Entries shown:
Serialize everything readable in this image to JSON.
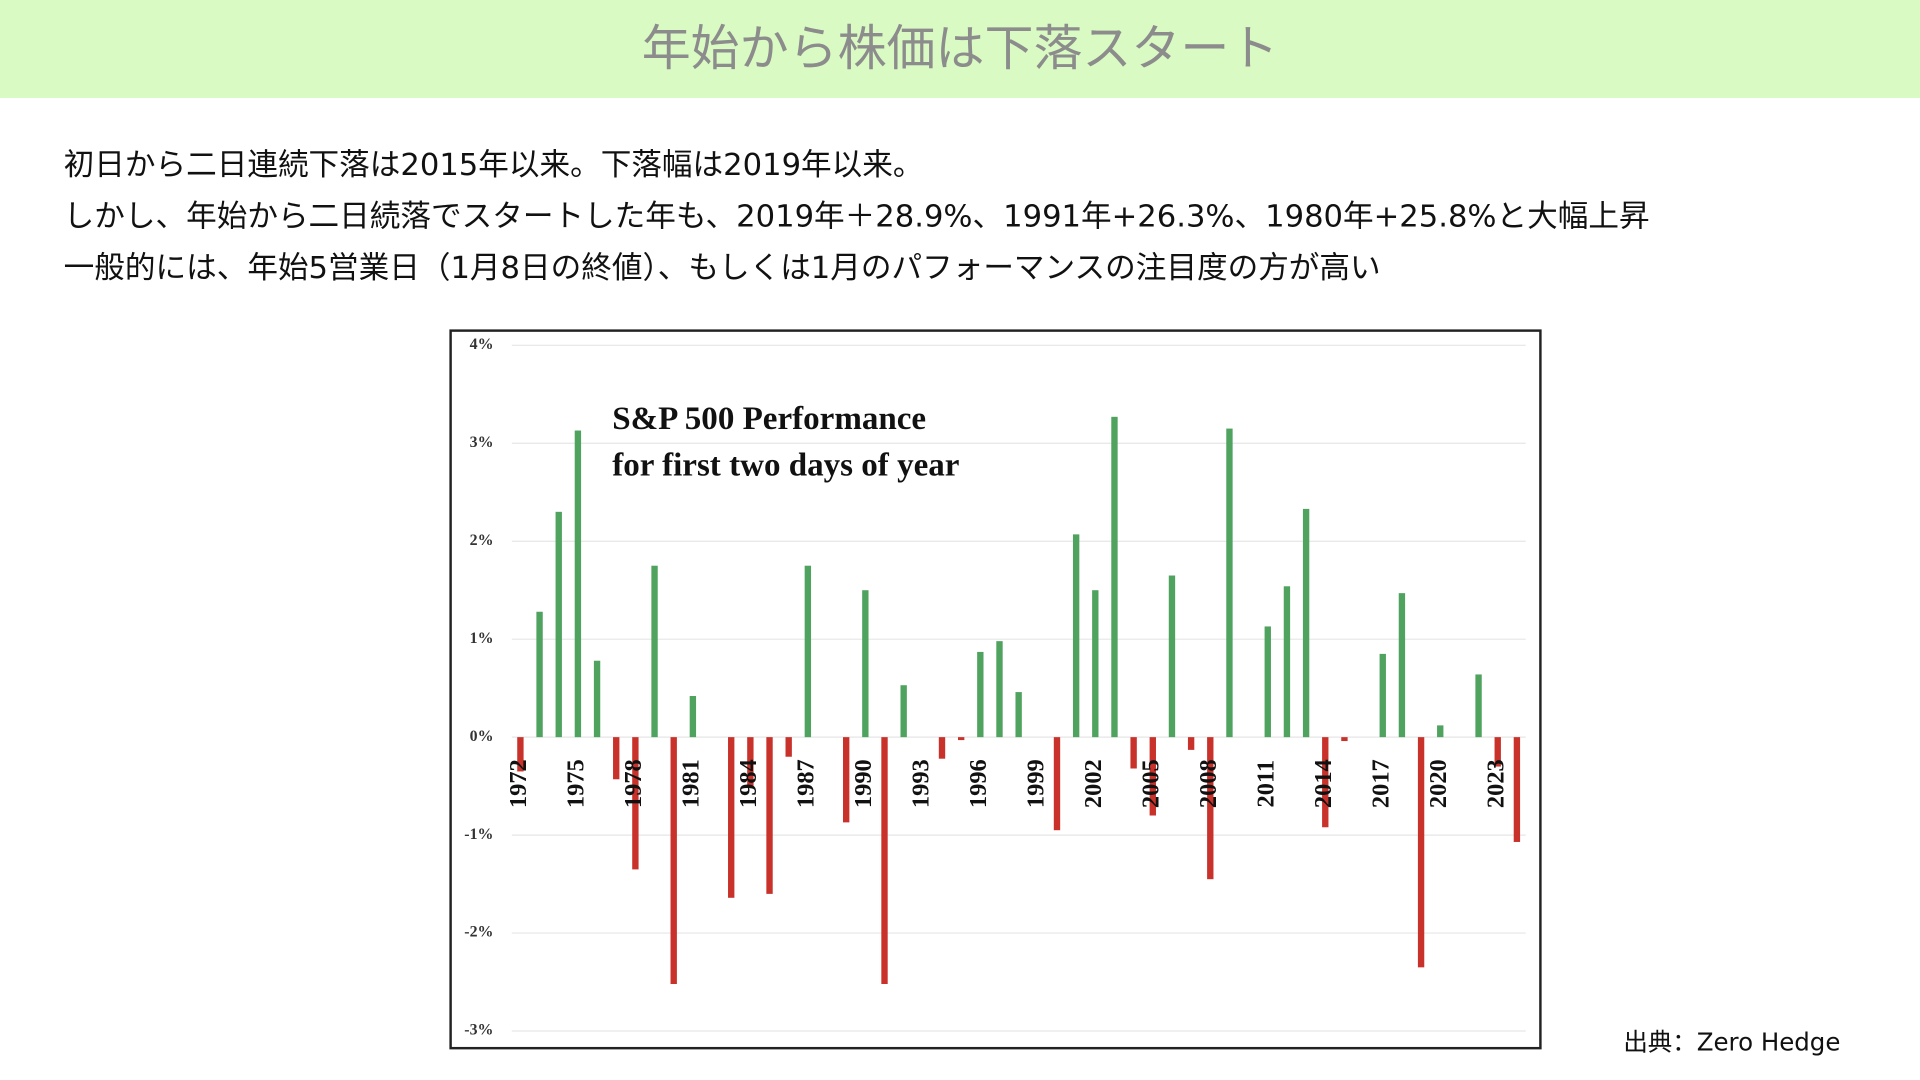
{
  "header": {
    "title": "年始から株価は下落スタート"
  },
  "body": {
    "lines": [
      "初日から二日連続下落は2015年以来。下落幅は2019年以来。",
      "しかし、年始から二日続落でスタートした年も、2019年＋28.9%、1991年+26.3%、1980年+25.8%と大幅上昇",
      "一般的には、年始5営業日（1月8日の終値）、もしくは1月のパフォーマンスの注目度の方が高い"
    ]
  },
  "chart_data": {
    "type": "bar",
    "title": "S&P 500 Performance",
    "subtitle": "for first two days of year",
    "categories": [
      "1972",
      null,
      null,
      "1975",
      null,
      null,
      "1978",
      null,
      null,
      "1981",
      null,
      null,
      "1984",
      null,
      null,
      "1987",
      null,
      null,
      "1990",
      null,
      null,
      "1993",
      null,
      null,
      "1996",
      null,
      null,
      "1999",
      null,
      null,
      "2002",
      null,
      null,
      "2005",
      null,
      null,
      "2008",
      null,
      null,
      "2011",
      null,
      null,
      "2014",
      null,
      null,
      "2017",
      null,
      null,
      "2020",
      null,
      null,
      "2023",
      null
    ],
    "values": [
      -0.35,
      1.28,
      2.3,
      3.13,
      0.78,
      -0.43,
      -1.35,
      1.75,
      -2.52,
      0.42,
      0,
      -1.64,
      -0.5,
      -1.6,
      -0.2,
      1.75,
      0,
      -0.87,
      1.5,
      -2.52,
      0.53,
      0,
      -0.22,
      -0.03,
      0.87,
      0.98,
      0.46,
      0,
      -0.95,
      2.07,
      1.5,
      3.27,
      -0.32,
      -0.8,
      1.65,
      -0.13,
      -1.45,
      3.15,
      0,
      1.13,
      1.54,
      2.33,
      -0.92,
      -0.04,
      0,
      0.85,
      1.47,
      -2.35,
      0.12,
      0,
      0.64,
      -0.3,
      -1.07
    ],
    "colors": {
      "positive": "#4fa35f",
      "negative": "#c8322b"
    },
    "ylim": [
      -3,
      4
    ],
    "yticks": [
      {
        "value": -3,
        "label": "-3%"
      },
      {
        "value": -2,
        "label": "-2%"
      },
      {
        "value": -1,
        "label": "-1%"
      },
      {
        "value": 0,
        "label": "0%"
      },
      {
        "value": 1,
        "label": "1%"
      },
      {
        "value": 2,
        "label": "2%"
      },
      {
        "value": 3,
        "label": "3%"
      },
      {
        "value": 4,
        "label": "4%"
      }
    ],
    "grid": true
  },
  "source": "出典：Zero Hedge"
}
* * *
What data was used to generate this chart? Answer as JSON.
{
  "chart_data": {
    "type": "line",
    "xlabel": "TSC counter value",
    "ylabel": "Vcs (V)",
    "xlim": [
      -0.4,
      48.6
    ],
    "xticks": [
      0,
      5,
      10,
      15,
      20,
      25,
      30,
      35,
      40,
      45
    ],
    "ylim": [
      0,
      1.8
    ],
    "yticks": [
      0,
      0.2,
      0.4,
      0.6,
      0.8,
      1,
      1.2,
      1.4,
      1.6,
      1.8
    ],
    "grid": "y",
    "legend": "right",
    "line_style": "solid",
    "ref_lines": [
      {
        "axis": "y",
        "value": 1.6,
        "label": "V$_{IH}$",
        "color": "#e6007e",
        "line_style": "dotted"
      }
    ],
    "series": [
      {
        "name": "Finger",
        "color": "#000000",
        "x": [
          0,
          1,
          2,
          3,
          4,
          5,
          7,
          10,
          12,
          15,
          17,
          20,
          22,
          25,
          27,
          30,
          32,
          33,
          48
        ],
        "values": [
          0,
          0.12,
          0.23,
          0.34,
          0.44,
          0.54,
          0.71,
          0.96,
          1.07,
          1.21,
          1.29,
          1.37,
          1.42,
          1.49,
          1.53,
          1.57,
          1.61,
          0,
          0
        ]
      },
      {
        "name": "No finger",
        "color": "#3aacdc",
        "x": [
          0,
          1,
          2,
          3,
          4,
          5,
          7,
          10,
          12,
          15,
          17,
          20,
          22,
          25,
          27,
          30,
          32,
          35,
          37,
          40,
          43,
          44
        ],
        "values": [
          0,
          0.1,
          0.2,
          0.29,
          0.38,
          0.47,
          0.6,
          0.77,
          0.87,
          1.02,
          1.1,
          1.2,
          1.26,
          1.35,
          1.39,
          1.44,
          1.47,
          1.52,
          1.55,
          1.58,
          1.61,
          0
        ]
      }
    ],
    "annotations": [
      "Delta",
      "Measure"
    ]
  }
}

Exercise brief:
Only lines with the word "JSON" are wanted, so copy each one from the records.

Answer for this exercise:
Serialize everything readable in this image to JSON.
What data was used to generate this chart? Answer as JSON.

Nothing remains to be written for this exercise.